Exercise details — Copy out the abstract on beer yeast and ester production word for word, in full.

Extract to read —
=-=-=-=-=
LAUSR

Abstract The quality and aroma of beer are affected by the content of higher alcohols and esters. An appropriate ratio of higher alcohols to esters is essential to the beer quality. The imbalanced ratio can lead to a poor taste of beer. In beer, the production of higher alcohols and esters is closely related to the brewer's yeast metabolism. In Saccharomyces pastorianus, the alcohol acetyltransferase encoding gene (ATF1) is the key gene for producing esters. In this work, the ATF1 gene was overexpressed by different strength promoters (PGK1p(9), PGK1p(12), PGK1p(16), PGK1p(20)) and was constructed recombinant strains S9-M9, S9-M12, S9-M16, S9-M20 by a seamless gene deletion method, respectively. The ethyl acetate content produced by strain S9-M9, S9-M12, S9-M16, S9-M20 was 2.49-, 8.63-, 15.91-, 24.17-fold higher than parental strain S9, respectively. The results illustrated that strain S9-M9 had a favorable ratio of higher alcohols to esters (3.2: 1). The fermentation scale was subsequently expanded to 100-L, while the fermentation performance of strains S9 and S9-M9 remained the same. In this study, the ATF1 gene expression of S. pastorianus by different strength promoters provided an accurate regulation of higher alcohols-esters production ratio in beer. This is the first description of regulating the ratio of higher alcohols to esters using this new strategy, combining different strength promoters and a seamless gene deletion method. This new strategy provided a new perspective for regulating the flavor profile in beer or other beverages.
=-=-=-=-=
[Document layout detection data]
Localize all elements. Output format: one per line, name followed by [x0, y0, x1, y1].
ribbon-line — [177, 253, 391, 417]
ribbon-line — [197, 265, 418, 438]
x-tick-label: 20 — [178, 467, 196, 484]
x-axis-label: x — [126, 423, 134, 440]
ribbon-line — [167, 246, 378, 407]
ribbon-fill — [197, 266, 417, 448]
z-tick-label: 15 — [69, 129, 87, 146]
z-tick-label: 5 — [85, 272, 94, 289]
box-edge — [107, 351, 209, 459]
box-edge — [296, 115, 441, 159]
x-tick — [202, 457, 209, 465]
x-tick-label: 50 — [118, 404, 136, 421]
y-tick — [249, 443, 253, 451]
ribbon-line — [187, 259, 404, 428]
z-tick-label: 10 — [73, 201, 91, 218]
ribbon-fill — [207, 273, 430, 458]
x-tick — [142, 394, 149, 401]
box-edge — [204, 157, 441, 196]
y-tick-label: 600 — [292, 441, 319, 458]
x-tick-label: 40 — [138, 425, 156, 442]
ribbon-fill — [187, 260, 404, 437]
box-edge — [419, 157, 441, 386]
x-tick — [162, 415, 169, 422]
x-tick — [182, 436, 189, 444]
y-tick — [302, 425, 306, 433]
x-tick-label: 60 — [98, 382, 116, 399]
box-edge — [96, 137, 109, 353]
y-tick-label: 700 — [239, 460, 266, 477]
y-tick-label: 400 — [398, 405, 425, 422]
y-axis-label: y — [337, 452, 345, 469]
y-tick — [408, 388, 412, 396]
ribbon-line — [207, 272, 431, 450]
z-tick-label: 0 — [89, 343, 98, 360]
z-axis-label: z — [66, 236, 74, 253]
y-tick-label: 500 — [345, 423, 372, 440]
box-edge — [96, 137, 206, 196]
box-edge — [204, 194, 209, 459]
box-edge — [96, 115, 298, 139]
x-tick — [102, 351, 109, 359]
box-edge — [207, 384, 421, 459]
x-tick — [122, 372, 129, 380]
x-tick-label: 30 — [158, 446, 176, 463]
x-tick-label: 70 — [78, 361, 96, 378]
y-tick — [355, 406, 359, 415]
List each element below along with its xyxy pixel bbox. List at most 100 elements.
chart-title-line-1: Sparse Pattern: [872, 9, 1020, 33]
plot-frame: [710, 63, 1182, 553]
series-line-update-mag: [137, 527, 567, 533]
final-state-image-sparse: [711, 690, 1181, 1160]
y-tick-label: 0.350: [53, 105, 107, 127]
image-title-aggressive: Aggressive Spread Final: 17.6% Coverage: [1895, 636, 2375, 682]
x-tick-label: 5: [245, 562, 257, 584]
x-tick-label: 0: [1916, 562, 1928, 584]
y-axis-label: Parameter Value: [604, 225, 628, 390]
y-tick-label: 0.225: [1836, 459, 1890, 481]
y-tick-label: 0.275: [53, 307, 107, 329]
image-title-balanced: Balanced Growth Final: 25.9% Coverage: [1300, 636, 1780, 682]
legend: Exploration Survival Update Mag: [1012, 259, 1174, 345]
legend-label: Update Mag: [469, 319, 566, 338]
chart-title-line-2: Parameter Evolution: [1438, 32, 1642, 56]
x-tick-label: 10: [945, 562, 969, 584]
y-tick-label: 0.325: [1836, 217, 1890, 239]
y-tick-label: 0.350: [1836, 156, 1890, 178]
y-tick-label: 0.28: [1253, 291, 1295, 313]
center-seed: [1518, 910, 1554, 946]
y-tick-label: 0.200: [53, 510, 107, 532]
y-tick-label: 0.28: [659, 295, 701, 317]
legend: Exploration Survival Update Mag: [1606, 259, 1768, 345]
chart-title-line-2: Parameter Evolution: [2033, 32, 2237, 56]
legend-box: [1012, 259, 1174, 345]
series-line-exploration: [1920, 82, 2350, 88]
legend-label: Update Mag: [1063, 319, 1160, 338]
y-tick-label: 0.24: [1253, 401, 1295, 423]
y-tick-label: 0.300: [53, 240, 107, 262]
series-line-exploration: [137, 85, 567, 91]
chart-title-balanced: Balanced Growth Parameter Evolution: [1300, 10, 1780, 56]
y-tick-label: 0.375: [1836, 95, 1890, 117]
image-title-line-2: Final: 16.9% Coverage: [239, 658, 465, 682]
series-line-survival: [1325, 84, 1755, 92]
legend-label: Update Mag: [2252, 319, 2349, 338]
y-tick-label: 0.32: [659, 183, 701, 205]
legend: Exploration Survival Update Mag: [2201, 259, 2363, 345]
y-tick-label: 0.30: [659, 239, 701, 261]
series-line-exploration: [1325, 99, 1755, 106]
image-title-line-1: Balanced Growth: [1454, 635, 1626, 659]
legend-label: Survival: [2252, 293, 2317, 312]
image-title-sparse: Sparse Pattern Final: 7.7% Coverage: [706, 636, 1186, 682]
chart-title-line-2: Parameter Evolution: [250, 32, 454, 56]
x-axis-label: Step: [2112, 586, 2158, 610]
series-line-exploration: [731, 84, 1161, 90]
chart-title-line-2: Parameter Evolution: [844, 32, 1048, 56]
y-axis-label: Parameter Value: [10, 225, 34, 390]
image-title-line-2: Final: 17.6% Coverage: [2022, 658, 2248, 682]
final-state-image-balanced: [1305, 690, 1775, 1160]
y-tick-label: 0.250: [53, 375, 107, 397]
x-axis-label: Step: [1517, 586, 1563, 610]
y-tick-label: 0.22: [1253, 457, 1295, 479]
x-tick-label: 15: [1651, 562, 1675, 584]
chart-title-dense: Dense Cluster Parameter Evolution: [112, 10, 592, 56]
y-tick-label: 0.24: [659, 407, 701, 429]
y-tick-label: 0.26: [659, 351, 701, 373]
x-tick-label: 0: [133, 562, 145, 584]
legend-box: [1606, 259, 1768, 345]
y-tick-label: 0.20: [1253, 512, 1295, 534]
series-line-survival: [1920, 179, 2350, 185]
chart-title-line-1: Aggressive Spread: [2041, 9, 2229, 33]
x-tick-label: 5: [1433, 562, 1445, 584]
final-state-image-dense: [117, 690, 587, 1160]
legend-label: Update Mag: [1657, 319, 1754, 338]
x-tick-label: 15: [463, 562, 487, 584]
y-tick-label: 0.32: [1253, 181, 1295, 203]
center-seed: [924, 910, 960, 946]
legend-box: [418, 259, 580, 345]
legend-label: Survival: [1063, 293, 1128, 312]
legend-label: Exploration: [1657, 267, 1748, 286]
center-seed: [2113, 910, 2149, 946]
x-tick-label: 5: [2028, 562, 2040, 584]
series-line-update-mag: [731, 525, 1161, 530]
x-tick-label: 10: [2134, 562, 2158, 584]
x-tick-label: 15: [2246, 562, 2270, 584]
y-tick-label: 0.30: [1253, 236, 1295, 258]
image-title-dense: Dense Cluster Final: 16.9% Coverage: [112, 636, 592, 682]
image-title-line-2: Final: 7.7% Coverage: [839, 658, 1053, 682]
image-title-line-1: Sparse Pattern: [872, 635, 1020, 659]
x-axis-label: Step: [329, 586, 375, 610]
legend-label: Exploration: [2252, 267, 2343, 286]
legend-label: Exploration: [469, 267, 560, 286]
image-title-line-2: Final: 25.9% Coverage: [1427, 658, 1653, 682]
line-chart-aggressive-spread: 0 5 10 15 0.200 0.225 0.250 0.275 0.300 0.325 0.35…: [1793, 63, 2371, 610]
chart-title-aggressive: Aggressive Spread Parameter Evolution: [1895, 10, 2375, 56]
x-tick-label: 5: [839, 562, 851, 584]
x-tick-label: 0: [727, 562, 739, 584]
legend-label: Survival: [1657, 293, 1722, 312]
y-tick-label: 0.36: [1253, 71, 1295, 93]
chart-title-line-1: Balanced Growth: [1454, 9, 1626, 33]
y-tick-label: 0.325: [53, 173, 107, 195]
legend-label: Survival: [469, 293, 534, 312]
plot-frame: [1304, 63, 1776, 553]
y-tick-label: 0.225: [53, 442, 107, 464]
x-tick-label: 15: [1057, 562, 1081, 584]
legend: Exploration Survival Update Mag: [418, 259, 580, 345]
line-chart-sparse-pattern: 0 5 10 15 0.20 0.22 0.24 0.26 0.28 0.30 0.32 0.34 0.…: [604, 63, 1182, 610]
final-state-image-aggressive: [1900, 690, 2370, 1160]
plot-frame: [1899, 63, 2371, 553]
=-=-=-=-=
Answer to this task —
LAUSR

Abstract The quality and aroma of beer are affected by the content of higher alcohols and esters. An appropriate ratio of higher alcohols to esters is essential to the beer quality. The imbalanced ratio can lead to a poor taste of beer. In beer, the production of higher alcohols and esters is closely related to the brewer's yeast metabolism. In Saccharomyces pastorianus, the alcohol acetyltransferase encoding gene (ATF1) is the key gene for producing esters. In this work, the ATF1 gene was overexpressed by different strength promoters (PGK1p(9), PGK1p(12), PGK1p(16), PGK1p(20)) and was constructed recombinant strains S9-M9, S9-M12, S9-M16, S9-M20 by a seamless gene deletion method, respectively. The ethyl acetate content produced by strain S9-M9, S9-M12, S9-M16, S9-M20 was 2.49-, 8.63-, 15.91-, 24.17-fold higher than parental strain S9, respectively. The results illustrated that strain S9-M9 had a favorable ratio of higher alcohols to esters (3.2: 1). The fermentation scale was subsequently expanded to 100-L, while the fermentation performance of strains S9 and S9-M9 remained the same. In this study, the ATF1 gene expression of S. pastorianus by different strength promoters provided an accurate regulation of higher alcohols-esters production ratio in beer. This is the first description of regulating the ratio of higher alcohols to esters using this new strategy, combining different strength promoters and a seamless gene deletion method. This new strategy provided a new perspective for regulating the flavor profile in beer or other beverages.